[TEXT BLOCK]
-------------------------

There are graphical tools like Cloudberry Pro that have some command line options for Windows too that you can setup schedule commands. http://s3tools.org/s3cmd is probably the easiest.
By now, there is a sync command in the AWS Command line tools, that should do the trick: http://docs.aws.amazon.com/cli/latest/reference/s3/sync.html
On startup:
aws s3 sync s3://mybucket /mylocalfolder
before shutdown:
aws s3 sync /mylocalfolder s3://mybucket
Of course, the details are always fun to work out eg. how can parallel it is (and can you make it more parallel and is that any faster goven the virtual nature of the whole setup)
Btw hope you're still working on this... or somebody is. ;)

-------------------------

[DATA PROVIDED]
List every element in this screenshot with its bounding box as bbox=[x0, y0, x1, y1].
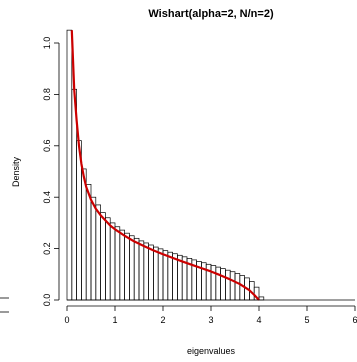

-------------------------

[REQUIREMENT A] According to the S3 sync thread, which command should be run before shutdown?
[REQUIREMENT B] Extend the S3 sync thread, picking up after its final sentence.
The material has no connection to the S3 sync thread.

[FINAL ANSWER A] aws s3 sync /mylocalfolder s3://mybucket

[FINAL ANSWER B]
I think you might be better off using an Elastic Block Store to store your files instead of S3. An EBS is akin to a 'drive' on S3 that can be mounted into your EC2 instance without having to copy the data each time, thereby allowing you to persist your data between EC2 instances without having to write to or read from S3 each time.
http://aws.amazon.com/ebs/
Install s3cmd Package as
yum install s3cmd
or
sudo apt-get install s3cmd
depending on your OS
then copy data with this
s3cmd get s3://tecadmin/file.txt
also ls can list the files.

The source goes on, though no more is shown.